What you need to do
Collect all the lines that mention the word "وقيل".

Recorded data
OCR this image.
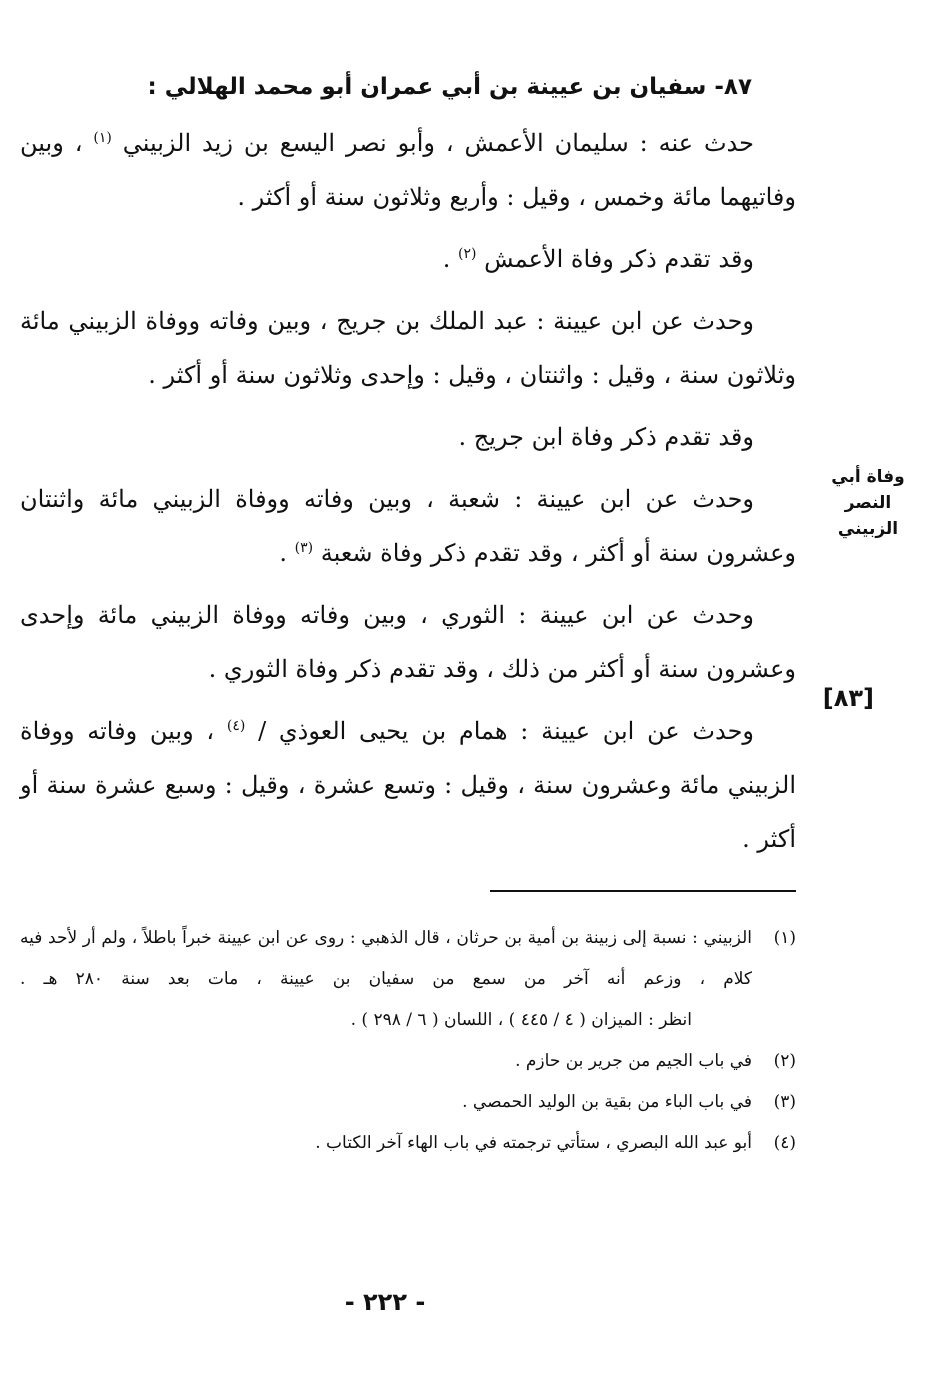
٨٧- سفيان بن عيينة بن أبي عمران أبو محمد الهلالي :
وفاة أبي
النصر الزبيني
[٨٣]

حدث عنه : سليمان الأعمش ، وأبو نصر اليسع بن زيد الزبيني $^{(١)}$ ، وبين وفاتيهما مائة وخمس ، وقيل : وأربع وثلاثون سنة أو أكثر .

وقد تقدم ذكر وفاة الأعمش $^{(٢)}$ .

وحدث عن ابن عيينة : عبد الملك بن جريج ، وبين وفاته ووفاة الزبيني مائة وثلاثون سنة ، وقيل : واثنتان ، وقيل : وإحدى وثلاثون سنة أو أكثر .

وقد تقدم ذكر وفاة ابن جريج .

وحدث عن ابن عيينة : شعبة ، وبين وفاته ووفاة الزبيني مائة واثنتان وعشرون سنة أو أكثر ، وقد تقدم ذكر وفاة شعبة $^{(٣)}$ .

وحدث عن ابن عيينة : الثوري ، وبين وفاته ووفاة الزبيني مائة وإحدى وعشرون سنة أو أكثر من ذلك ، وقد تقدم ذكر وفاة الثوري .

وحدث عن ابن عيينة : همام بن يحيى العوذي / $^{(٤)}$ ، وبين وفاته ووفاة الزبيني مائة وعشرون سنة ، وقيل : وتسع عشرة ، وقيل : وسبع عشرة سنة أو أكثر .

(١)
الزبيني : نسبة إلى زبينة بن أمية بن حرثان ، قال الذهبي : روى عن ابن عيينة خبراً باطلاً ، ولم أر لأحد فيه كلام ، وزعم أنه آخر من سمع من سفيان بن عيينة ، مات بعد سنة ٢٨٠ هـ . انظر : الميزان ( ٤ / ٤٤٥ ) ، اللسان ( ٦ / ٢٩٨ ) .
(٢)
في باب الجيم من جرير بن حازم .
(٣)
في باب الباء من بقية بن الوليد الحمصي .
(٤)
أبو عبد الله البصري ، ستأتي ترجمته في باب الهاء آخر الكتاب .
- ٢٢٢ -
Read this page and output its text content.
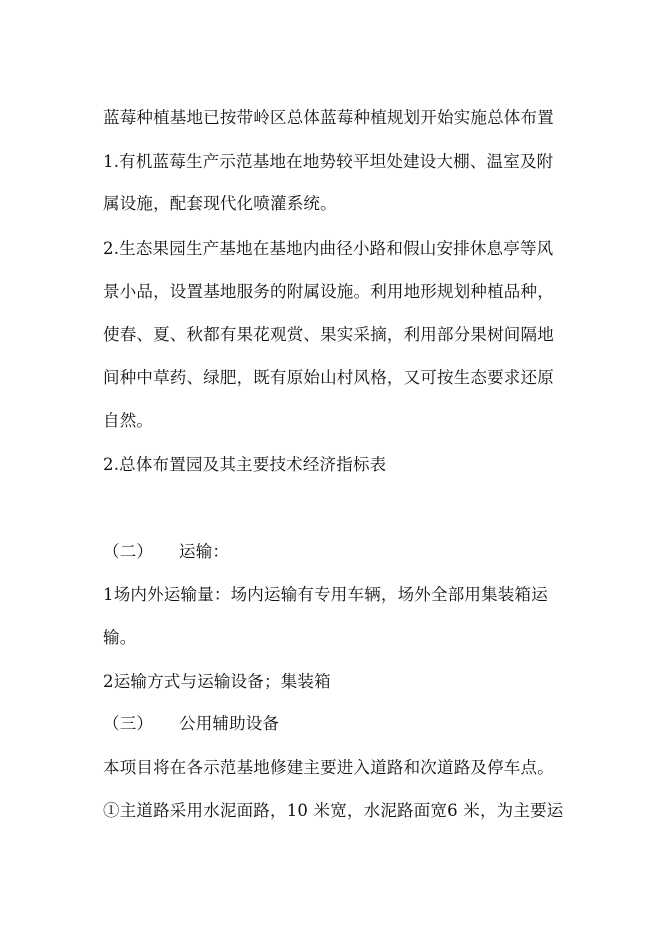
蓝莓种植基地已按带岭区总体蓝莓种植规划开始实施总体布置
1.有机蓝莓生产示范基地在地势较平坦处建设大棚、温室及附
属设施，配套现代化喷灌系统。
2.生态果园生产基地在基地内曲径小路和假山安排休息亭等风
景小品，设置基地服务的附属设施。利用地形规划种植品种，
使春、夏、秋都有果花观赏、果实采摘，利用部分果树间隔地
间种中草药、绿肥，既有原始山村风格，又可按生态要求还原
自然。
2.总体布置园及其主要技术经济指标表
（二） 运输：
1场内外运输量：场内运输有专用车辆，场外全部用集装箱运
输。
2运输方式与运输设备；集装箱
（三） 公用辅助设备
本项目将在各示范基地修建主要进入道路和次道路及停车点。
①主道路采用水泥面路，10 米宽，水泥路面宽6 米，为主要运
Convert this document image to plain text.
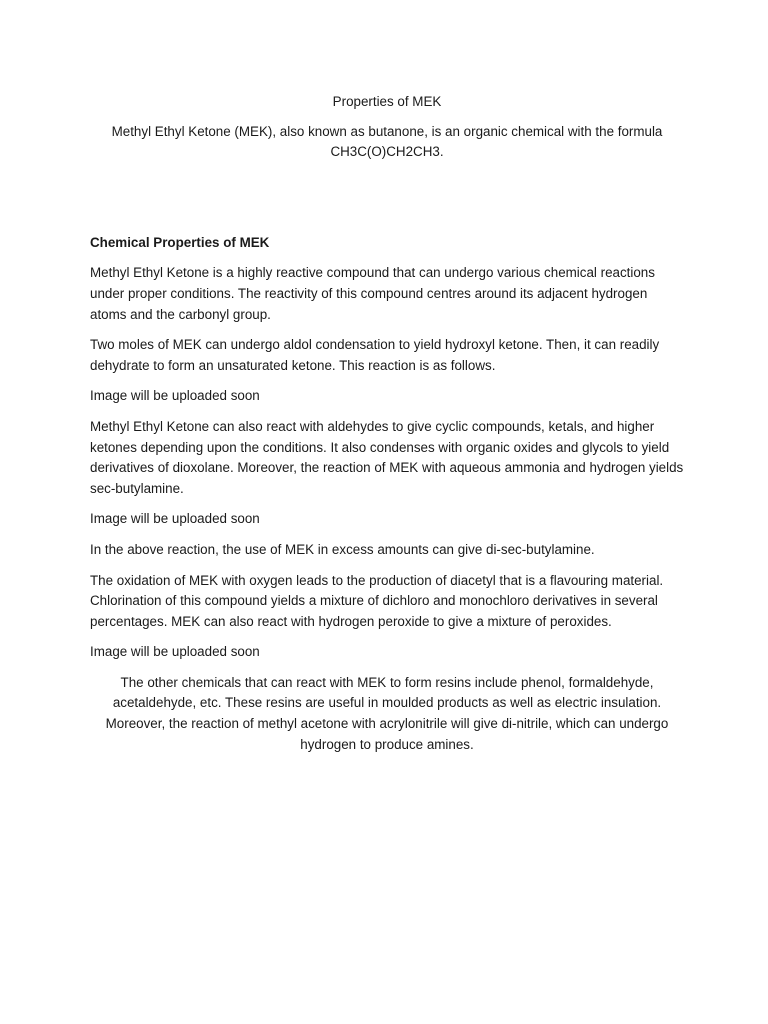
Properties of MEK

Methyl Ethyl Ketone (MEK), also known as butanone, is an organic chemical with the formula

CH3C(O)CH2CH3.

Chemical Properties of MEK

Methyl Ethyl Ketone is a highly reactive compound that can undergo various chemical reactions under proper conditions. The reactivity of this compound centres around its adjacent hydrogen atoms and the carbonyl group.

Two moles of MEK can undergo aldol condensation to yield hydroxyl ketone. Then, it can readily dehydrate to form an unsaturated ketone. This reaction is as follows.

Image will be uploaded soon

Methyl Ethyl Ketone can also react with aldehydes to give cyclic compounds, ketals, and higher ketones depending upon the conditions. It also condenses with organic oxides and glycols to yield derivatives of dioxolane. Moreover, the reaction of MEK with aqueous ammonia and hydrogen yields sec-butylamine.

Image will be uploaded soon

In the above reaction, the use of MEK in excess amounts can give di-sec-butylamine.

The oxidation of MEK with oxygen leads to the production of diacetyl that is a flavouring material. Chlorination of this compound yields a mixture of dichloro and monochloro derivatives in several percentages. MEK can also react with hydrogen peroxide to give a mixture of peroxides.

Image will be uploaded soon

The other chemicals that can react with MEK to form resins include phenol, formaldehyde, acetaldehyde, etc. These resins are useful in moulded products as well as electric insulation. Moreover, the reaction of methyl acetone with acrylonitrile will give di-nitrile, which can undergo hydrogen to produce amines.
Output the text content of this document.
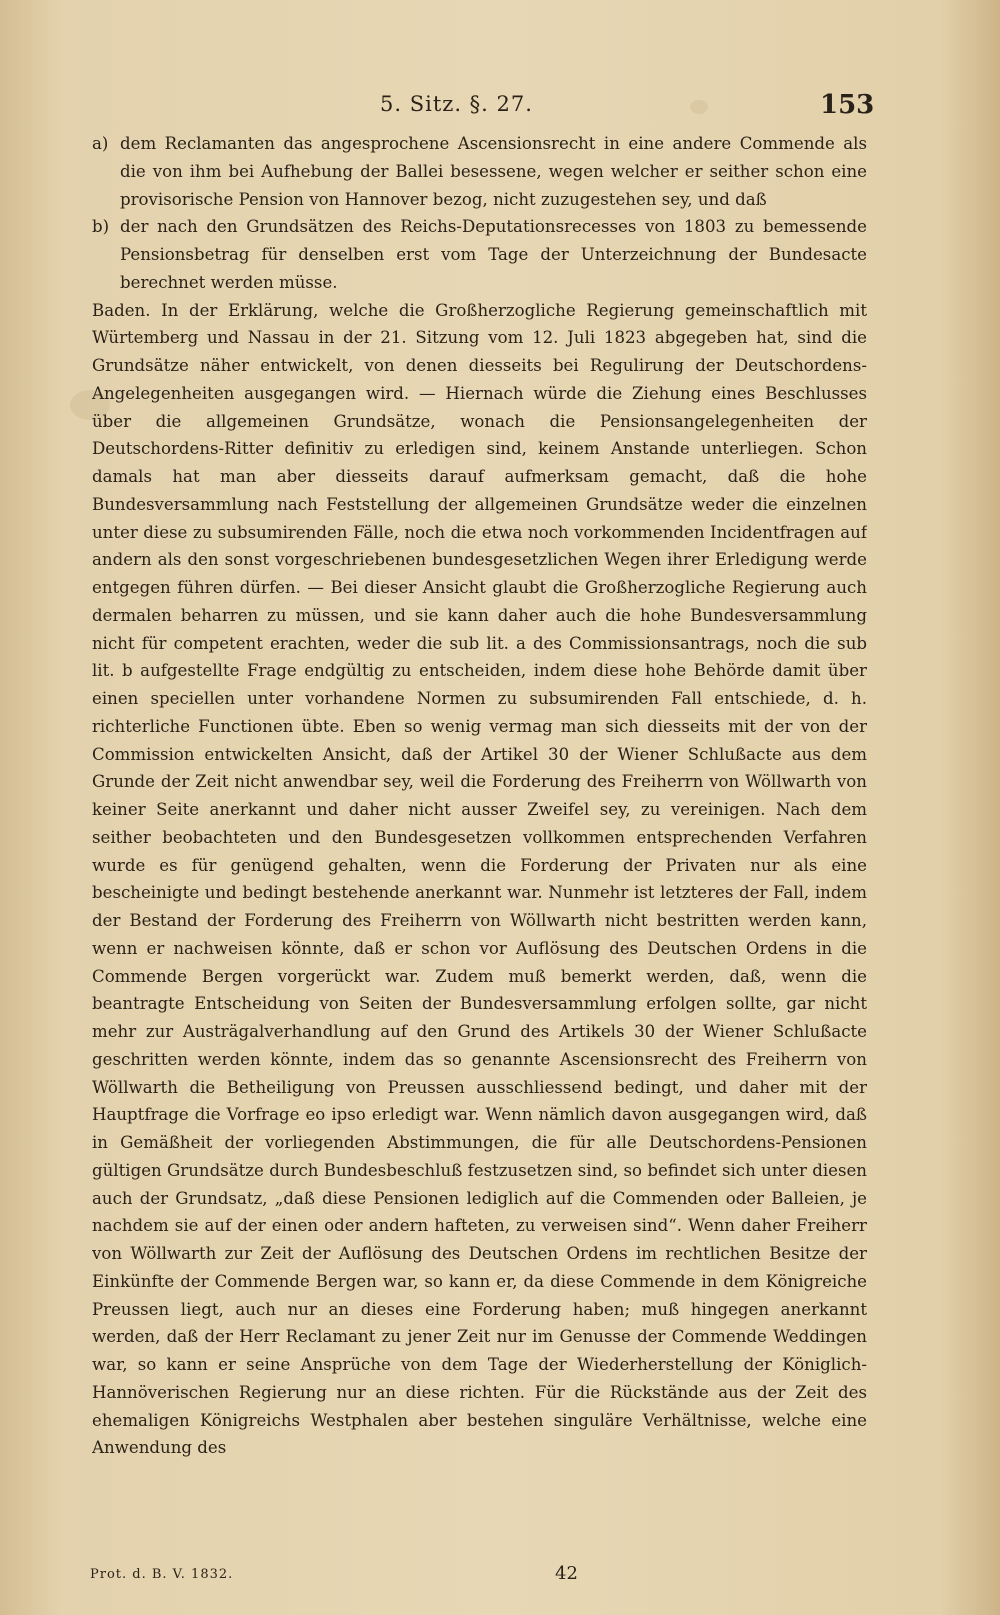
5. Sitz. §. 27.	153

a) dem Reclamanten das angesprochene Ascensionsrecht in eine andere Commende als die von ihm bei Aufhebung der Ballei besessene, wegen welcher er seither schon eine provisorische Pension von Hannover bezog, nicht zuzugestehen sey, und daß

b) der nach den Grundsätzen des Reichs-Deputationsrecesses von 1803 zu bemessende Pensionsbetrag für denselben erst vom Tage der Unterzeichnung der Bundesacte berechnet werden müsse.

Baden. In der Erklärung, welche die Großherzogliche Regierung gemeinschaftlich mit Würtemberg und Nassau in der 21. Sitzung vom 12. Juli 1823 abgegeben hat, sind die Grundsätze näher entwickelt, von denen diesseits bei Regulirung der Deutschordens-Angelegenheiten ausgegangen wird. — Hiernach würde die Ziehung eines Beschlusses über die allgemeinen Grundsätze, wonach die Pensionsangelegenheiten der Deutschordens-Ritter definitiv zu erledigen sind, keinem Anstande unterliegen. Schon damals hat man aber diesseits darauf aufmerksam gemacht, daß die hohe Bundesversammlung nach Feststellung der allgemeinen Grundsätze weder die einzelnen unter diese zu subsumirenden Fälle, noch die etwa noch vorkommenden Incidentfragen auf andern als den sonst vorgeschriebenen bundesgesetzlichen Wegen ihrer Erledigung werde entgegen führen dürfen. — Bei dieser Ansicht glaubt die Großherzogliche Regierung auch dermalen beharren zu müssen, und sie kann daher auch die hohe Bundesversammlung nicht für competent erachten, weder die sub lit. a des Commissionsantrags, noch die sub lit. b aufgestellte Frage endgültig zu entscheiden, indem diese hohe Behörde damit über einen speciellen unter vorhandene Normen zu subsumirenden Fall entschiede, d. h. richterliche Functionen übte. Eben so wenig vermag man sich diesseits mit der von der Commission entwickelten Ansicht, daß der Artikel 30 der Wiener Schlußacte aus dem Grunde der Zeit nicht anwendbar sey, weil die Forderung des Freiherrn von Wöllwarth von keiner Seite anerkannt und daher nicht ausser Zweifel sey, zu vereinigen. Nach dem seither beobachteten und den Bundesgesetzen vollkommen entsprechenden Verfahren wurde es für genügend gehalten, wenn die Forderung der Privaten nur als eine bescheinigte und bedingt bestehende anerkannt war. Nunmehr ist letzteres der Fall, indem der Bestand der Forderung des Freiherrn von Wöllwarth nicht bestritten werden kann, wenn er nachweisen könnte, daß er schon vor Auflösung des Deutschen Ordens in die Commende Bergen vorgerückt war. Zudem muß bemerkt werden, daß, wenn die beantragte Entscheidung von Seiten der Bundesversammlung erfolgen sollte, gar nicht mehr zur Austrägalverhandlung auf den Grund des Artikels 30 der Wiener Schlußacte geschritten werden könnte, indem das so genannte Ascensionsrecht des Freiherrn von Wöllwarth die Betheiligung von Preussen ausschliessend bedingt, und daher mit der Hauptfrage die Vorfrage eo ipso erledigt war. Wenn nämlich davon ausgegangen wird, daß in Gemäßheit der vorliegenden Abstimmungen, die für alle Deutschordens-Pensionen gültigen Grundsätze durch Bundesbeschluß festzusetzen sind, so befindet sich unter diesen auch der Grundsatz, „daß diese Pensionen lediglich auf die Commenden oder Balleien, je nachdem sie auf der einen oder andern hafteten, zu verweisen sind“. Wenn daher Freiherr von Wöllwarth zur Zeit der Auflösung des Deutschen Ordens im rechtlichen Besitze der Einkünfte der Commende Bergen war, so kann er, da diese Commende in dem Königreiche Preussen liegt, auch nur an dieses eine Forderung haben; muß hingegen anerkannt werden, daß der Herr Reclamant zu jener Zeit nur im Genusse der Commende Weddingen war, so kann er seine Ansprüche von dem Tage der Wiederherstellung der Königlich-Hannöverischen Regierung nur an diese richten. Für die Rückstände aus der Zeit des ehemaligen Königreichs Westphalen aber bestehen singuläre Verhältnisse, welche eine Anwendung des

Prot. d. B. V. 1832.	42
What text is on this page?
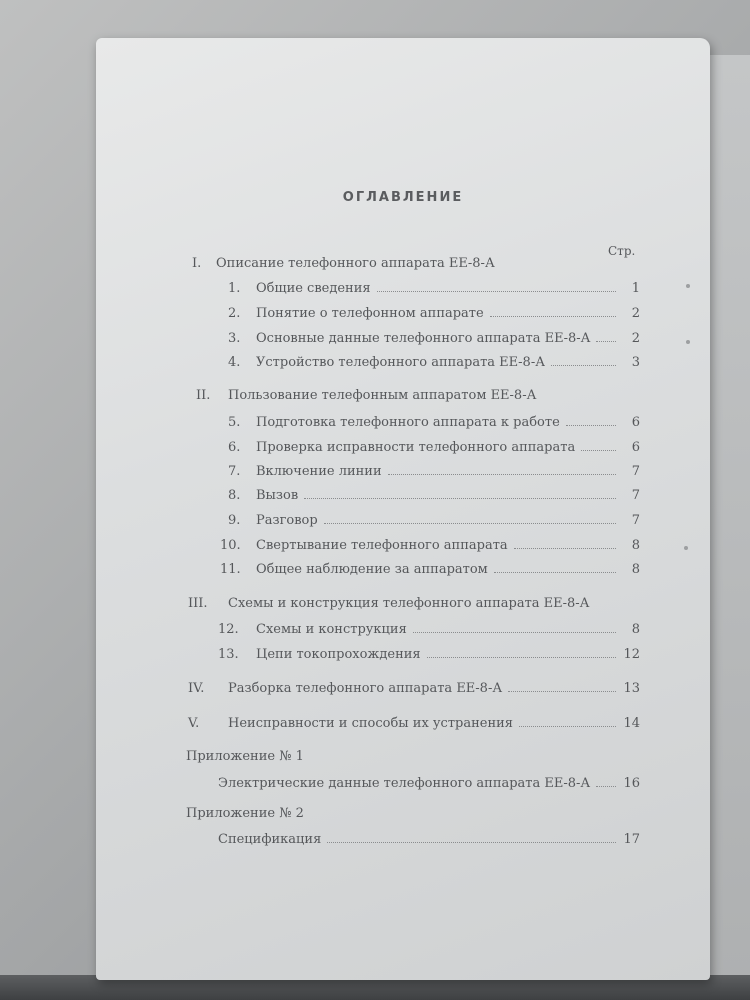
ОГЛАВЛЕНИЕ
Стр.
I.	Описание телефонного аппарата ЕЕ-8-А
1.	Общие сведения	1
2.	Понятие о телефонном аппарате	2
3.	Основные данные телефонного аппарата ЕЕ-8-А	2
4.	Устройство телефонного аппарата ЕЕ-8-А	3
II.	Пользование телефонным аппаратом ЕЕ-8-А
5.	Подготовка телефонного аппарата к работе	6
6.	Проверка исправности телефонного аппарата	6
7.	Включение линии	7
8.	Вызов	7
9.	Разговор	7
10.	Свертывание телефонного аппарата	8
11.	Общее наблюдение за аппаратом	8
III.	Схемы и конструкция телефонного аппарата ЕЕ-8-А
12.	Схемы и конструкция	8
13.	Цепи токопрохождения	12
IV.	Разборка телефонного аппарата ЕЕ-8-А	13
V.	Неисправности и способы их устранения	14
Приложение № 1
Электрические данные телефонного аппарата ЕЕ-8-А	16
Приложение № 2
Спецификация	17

Result for this exercise
حدث عنه : سليمان الأعمش ، وأبو نصر اليسع بن زيد الزبيني $^{(١)}$ ، وبين وفاتيهما مائة وخمس ، وقيل : وأربع وثلاثون سنة أو أكثر .
وحدث عن ابن عيينة : عبد الملك بن جريج ، وبين وفاته ووفاة الزبيني مائة وثلاثون سنة ، وقيل : واثنتان ، وقيل : وإحدى وثلاثون سنة أو أكثر .
وحدث عن ابن عيينة : همام بن يحيى العوذي / $^{(٤)}$ ، وبين وفاته ووفاة الزبيني مائة وعشرون سنة ، وقيل : وتسع عشرة ، وقيل : وسبع عشرة سنة أو أكثر .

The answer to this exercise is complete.